**The exercise**
Extract the line that contains "Transcribe this image's" and every line after it to the end of the records below, exactly as written and nothing else.

---

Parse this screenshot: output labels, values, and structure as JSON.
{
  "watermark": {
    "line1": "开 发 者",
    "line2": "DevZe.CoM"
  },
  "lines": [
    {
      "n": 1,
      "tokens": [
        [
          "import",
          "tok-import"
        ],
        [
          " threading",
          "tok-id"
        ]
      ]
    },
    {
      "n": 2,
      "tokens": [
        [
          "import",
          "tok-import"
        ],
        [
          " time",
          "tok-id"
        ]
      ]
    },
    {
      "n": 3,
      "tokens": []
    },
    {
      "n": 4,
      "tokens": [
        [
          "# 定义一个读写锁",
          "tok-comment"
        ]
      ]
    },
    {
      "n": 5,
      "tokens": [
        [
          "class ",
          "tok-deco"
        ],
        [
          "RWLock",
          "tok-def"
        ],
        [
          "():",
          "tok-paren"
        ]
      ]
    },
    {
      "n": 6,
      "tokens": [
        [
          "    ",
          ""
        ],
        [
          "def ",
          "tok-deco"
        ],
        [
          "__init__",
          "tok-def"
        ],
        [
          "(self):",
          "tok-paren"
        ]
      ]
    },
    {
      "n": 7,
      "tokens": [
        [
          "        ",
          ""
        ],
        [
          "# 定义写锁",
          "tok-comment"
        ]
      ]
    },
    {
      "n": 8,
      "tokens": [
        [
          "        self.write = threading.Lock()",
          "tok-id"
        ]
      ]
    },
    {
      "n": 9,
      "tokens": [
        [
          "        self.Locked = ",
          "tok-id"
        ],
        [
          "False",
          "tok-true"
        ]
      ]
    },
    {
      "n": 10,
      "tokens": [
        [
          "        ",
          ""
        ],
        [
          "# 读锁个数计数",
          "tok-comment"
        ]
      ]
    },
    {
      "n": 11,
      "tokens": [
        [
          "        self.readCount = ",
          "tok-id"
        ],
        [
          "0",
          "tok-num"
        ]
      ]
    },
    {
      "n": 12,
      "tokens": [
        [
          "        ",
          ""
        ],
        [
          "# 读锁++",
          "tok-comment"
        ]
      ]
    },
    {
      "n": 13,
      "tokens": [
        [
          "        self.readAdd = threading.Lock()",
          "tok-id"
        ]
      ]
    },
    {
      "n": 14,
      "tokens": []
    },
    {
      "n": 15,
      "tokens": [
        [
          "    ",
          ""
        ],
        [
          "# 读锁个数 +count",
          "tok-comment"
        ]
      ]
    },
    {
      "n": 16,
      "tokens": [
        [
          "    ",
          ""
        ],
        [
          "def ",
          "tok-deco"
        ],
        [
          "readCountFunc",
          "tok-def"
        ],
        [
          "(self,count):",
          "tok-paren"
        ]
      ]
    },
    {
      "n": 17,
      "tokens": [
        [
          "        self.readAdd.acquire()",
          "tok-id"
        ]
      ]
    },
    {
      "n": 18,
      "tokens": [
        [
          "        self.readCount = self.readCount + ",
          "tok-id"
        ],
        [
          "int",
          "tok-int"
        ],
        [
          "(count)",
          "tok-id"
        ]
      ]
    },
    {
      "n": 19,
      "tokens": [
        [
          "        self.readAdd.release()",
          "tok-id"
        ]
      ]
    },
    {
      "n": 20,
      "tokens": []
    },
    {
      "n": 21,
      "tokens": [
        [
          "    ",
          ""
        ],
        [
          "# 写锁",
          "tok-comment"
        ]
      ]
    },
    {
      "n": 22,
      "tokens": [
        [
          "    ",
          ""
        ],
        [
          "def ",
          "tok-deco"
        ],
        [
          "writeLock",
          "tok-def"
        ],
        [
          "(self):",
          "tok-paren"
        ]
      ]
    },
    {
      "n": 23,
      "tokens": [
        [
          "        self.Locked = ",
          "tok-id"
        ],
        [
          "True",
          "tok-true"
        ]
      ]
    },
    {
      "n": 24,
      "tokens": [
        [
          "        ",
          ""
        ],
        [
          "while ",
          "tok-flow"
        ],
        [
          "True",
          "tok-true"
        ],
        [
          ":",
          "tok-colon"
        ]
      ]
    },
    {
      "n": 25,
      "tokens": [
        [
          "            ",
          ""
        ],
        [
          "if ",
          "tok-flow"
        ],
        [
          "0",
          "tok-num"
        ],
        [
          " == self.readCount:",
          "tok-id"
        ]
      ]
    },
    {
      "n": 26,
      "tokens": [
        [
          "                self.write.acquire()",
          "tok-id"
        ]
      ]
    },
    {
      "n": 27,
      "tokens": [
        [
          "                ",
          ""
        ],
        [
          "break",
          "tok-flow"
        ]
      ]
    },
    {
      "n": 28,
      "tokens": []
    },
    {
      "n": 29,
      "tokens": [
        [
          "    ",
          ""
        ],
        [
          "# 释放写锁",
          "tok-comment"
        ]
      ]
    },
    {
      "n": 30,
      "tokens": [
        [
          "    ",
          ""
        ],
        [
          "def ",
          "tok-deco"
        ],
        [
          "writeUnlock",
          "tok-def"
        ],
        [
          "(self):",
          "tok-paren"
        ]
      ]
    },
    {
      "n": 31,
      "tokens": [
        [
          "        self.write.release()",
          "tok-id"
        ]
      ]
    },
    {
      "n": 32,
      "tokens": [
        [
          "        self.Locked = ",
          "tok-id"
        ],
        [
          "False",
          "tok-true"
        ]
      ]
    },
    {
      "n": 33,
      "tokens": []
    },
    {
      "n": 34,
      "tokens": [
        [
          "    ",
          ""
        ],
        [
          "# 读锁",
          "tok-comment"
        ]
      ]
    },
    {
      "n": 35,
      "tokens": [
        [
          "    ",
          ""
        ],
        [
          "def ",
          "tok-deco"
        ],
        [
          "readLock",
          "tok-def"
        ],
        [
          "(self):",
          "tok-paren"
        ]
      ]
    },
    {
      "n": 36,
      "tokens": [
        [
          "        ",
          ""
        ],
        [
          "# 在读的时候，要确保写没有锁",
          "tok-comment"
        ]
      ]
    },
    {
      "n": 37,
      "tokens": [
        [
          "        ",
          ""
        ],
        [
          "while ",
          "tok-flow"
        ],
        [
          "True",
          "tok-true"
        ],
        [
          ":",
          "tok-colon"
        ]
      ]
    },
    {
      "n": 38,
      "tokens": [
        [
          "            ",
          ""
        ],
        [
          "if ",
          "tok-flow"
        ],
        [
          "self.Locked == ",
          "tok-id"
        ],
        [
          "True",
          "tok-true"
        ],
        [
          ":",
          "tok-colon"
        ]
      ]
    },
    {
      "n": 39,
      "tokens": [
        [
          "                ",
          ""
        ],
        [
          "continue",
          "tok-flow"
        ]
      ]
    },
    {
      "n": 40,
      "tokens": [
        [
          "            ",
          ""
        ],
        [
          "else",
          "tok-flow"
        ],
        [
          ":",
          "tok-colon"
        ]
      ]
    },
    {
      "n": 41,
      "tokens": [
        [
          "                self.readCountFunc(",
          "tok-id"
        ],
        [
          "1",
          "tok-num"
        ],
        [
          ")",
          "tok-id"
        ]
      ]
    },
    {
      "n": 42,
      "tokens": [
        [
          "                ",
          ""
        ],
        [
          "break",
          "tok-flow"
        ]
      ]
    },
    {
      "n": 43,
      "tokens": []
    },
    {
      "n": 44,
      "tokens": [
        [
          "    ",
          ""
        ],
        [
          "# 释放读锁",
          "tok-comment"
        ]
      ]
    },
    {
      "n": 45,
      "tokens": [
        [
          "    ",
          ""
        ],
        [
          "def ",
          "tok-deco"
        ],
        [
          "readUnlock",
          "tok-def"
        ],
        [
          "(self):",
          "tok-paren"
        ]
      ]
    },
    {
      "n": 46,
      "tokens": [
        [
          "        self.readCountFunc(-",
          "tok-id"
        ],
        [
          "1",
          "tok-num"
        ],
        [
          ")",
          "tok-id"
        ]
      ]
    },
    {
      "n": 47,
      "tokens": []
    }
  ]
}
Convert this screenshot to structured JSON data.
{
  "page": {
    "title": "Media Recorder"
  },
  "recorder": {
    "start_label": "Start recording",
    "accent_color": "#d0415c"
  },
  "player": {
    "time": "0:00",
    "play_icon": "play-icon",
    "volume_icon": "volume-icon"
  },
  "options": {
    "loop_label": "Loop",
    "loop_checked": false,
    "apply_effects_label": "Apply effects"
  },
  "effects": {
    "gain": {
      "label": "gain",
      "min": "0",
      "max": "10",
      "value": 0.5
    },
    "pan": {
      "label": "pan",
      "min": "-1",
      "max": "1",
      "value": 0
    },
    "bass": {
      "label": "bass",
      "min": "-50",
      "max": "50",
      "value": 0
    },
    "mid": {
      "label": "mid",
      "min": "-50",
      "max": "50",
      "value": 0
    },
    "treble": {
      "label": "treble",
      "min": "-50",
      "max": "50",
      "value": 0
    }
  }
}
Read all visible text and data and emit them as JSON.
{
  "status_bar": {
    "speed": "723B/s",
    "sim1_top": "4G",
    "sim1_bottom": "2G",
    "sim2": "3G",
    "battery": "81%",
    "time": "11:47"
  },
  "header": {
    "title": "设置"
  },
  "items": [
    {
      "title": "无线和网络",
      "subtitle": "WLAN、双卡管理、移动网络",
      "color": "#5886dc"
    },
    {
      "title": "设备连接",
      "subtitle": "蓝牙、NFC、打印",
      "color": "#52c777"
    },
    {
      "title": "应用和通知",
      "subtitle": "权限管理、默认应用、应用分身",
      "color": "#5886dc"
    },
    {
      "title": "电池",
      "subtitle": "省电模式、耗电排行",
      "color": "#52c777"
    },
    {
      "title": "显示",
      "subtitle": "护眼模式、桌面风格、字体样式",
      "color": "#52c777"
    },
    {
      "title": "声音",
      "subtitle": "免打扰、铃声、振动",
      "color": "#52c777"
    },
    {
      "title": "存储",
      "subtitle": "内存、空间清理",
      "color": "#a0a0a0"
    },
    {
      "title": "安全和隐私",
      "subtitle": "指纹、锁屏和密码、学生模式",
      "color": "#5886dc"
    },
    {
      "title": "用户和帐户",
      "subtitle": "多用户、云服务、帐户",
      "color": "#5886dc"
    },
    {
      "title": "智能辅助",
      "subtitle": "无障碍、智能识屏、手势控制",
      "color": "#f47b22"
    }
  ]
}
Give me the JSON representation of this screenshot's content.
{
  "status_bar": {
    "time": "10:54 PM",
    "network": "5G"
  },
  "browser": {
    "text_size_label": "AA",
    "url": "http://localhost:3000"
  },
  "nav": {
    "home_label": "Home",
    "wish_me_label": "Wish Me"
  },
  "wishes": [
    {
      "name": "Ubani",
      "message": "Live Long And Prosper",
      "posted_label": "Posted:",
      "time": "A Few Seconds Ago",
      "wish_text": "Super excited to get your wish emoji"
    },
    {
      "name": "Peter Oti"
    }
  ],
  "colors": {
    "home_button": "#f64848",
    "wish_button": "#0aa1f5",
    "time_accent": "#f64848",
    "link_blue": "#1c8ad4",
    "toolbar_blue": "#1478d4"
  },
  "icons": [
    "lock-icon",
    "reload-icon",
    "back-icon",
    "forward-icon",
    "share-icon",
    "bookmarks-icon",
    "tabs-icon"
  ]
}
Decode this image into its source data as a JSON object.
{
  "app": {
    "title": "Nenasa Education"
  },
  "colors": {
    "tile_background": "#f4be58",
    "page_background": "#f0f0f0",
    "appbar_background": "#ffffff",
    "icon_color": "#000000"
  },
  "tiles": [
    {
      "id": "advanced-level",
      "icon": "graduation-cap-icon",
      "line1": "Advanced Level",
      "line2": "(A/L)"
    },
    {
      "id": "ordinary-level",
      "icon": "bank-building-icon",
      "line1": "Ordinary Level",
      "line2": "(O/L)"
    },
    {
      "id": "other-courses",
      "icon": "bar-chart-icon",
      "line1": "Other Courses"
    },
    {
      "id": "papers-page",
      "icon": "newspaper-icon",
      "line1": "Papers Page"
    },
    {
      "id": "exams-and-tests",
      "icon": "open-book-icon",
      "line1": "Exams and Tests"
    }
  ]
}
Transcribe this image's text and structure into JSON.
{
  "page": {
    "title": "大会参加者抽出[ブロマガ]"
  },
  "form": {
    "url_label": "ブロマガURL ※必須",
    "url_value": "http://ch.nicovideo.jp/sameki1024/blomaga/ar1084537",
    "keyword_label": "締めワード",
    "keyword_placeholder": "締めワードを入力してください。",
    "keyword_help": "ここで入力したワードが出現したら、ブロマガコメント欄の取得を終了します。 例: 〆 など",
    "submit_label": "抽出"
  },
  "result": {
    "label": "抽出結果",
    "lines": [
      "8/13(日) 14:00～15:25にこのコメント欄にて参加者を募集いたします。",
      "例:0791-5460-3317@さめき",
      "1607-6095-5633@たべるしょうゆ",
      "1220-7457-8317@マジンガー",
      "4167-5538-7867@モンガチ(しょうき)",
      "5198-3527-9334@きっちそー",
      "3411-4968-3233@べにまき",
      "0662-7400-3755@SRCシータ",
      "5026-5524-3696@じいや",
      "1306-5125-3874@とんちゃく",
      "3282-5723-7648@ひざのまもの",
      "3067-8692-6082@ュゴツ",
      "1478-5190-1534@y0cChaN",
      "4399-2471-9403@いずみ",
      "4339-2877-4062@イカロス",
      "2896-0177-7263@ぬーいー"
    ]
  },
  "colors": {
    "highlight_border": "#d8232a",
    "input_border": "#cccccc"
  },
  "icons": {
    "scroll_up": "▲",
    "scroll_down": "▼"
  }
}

---

**Solved exercise**
Transcribe this image's text and structure into JSON.
{
  "page": {
    "title": "大会参加者抽出[ブロマガ]"
  },
  "form": {
    "url_label": "ブロマガURL ※必須",
    "url_value": "http://ch.nicovideo.jp/sameki1024/blomaga/ar1084537",
    "keyword_label": "締めワード",
    "keyword_placeholder": "締めワードを入力してください。",
    "keyword_help": "ここで入力したワードが出現したら、ブロマガコメント欄の取得を終了します。 例: 〆 など",
    "submit_label": "抽出"
  },
  "result": {
    "label": "抽出結果",
    "lines": [
      "8/13(日) 14:00～15:25にこのコメント欄にて参加者を募集いたします。",
      "例:0791-5460-3317@さめき",
      "1607-6095-5633@たべるしょうゆ",
      "1220-7457-8317@マジンガー",
      "4167-5538-7867@モンガチ(しょうき)",
      "5198-3527-9334@きっちそー",
      "3411-4968-3233@べにまき",
      "0662-7400-3755@SRCシータ",
      "5026-5524-3696@じいや",
      "1306-5125-3874@とんちゃく",
      "3282-5723-7648@ひざのまもの",
      "3067-8692-6082@ュゴツ",
      "1478-5190-1534@y0cChaN",
      "4399-2471-9403@いずみ",
      "4339-2877-4062@イカロス",
      "2896-0177-7263@ぬーいー"
    ]
  },
  "colors": {
    "highlight_border": "#d8232a",
    "input_border": "#cccccc"
  },
  "icons": {
    "scroll_up": "▲",
    "scroll_down": "▼"
  }
}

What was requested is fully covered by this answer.